___ Entries supplied

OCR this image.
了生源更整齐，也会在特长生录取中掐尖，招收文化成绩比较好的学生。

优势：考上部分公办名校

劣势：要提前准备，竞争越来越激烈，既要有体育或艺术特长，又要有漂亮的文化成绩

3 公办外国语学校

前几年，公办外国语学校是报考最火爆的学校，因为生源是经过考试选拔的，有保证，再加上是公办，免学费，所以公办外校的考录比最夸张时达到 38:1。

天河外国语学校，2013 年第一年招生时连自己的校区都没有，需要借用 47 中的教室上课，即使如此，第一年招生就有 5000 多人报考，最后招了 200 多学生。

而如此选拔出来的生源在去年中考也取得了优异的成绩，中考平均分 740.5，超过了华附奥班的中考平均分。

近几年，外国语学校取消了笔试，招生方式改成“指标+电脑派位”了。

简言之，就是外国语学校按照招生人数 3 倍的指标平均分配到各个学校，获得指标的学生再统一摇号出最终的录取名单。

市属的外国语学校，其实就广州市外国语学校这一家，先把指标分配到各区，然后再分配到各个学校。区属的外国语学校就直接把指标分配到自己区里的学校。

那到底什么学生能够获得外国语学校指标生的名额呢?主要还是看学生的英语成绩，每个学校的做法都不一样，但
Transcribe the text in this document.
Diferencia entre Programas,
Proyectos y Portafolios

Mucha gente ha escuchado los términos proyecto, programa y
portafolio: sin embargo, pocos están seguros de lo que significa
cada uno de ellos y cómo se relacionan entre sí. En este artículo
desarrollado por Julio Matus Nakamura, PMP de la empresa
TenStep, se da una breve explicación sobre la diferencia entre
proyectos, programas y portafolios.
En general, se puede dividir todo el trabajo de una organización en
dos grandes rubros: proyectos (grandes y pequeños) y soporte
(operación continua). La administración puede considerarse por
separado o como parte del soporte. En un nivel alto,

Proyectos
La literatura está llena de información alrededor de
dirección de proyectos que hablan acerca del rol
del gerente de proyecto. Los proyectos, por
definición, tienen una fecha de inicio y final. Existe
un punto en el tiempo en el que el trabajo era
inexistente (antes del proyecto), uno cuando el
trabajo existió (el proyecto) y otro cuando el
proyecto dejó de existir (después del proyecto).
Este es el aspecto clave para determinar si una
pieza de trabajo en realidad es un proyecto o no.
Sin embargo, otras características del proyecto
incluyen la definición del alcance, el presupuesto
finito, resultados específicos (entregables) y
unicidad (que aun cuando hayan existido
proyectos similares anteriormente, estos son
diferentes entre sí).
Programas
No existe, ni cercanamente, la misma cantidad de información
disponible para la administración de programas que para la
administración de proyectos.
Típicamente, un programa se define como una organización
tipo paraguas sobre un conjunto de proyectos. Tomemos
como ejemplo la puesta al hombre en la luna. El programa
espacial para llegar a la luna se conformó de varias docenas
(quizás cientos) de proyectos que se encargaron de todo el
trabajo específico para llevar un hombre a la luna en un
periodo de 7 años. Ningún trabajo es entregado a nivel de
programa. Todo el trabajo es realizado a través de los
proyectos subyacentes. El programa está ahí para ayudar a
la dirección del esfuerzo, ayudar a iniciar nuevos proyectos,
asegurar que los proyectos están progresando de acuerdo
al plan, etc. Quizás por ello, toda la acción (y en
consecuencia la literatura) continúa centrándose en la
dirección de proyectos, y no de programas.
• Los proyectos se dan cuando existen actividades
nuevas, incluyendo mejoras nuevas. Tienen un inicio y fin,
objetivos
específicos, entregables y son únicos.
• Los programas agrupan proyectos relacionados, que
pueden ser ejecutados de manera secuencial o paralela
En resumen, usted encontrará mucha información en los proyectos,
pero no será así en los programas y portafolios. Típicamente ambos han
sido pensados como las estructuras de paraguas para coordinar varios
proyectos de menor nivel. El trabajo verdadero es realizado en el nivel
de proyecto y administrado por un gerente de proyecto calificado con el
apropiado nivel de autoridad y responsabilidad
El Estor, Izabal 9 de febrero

______

**What the task requires**
Can you restate every record above word for word?

**Solution to this problem**
OCR this image.
了生源更整齐，也会在特长生录取中掐尖，招收文化成绩比较好的学生。

优势：考上部分公办名校

劣势：要提前准备，竞争越来越激烈，既要有体育或艺术特长，又要有漂亮的文化成绩

3 公办外国语学校

前几年，公办外国语学校是报考最火爆的学校，因为生源是经过考试选拔的，有保证，再加上是公办，免学费，所以公办外校的考录比最夸张时达到 38:1。

天河外国语学校，2013 年第一年招生时连自己的校区都没有，需要借用 47 中的教室上课，即使如此，第一年招生就有 5000 多人报考，最后招了 200 多学生。

而如此选拔出来的生源在去年中考也取得了优异的成绩，中考平均分 740.5，超过了华附奥班的中考平均分。

近几年，外国语学校取消了笔试，招生方式改成“指标+电脑派位”了。

简言之，就是外国语学校按照招生人数 3 倍的指标平均分配到各个学校，获得指标的学生再统一摇号出最终的录取名单。

市属的外国语学校，其实就广州市外国语学校这一家，先把指标分配到各区，然后再分配到各个学校。区属的外国语学校就直接把指标分配到自己区里的学校。

那到底什么学生能够获得外国语学校指标生的名额呢?主要还是看学生的英语成绩，每个学校的做法都不一样，但
Transcribe the text in this document.
Diferencia entre Programas,
Proyectos y Portafolios

Mucha gente ha escuchado los términos proyecto, programa y
portafolio: sin embargo, pocos están seguros de lo que significa
cada uno de ellos y cómo se relacionan entre sí. En este artículo
desarrollado por Julio Matus Nakamura, PMP de la empresa
TenStep, se da una breve explicación sobre la diferencia entre
proyectos, programas y portafolios.
En general, se puede dividir todo el trabajo de una organización en
dos grandes rubros: proyectos (grandes y pequeños) y soporte
(operación continua). La administración puede considerarse por
separado o como parte del soporte. En un nivel alto,

Proyectos
La literatura está llena de información alrededor de
dirección de proyectos que hablan acerca del rol
del gerente de proyecto. Los proyectos, por
definición, tienen una fecha de inicio y final. Existe
un punto en el tiempo en el que el trabajo era
inexistente (antes del proyecto), uno cuando el
trabajo existió (el proyecto) y otro cuando el
proyecto dejó de existir (después del proyecto).
Este es el aspecto clave para determinar si una
pieza de trabajo en realidad es un proyecto o no.
Sin embargo, otras características del proyecto
incluyen la definición del alcance, el presupuesto
finito, resultados específicos (entregables) y
unicidad (que aun cuando hayan existido
proyectos similares anteriormente, estos son
diferentes entre sí).
Programas
No existe, ni cercanamente, la misma cantidad de información
disponible para la administración de programas que para la
administración de proyectos.
Típicamente, un programa se define como una organización
tipo paraguas sobre un conjunto de proyectos. Tomemos
como ejemplo la puesta al hombre en la luna. El programa
espacial para llegar a la luna se conformó de varias docenas
(quizás cientos) de proyectos que se encargaron de todo el
trabajo específico para llevar un hombre a la luna en un
periodo de 7 años. Ningún trabajo es entregado a nivel de
programa. Todo el trabajo es realizado a través de los
proyectos subyacentes. El programa está ahí para ayudar a
la dirección del esfuerzo, ayudar a iniciar nuevos proyectos,
asegurar que los proyectos están progresando de acuerdo
al plan, etc. Quizás por ello, toda la acción (y en
consecuencia la literatura) continúa centrándose en la
dirección de proyectos, y no de programas.
• Los proyectos se dan cuando existen actividades
nuevas, incluyendo mejoras nuevas. Tienen un inicio y fin,
objetivos
específicos, entregables y son únicos.
• Los programas agrupan proyectos relacionados, que
pueden ser ejecutados de manera secuencial o paralela
En resumen, usted encontrará mucha información en los proyectos,
pero no será así en los programas y portafolios. Típicamente ambos han
sido pensados como las estructuras de paraguas para coordinar varios
proyectos de menor nivel. El trabajo verdadero es realizado en el nivel
de proyecto y administrado por un gerente de proyecto calificado con el
apropiado nivel de autoridad y responsabilidad
El Estor, Izabal 9 de febrero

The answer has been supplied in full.